— START OF RAW DATA —

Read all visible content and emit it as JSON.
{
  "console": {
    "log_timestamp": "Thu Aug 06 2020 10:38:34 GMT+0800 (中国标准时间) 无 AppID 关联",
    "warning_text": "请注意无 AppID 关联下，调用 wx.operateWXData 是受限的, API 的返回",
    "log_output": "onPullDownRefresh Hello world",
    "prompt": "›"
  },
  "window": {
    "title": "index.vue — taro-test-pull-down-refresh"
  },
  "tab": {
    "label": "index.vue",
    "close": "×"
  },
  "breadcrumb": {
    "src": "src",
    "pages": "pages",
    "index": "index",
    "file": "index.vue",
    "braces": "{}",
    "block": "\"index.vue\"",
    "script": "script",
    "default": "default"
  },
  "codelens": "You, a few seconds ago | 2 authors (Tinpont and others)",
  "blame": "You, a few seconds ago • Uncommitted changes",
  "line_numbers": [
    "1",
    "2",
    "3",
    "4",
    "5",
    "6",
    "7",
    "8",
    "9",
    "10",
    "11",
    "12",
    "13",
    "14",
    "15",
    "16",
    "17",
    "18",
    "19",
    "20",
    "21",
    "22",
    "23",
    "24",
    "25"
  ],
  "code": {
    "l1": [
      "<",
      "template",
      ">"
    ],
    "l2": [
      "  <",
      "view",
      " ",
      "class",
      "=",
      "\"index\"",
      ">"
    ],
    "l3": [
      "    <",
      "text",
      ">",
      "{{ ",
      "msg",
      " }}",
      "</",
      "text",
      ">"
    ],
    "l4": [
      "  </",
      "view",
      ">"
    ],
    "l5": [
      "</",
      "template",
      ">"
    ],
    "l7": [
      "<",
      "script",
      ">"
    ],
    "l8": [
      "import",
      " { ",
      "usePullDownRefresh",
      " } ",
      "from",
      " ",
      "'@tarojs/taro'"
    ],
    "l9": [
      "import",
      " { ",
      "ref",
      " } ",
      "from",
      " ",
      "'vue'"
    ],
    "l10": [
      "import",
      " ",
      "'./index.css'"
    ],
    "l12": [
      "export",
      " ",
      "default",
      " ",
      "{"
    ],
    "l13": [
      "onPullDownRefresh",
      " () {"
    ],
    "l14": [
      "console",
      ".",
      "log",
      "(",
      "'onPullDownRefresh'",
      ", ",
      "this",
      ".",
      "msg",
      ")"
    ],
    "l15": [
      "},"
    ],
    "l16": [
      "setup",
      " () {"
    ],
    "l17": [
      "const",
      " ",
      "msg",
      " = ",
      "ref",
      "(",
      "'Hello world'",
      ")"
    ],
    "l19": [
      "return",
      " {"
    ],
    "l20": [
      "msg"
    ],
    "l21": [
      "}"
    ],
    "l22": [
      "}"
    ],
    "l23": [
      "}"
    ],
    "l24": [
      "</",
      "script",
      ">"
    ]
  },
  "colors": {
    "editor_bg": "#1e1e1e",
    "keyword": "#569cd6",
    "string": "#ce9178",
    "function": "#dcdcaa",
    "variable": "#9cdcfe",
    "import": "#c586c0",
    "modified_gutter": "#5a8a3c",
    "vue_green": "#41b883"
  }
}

— END OF RAW DATA —

EXERCISE INSTRUCTIONS: Indicate how many lines of the material include the word "index"; the number alone is required.

THE SOLUTION: 7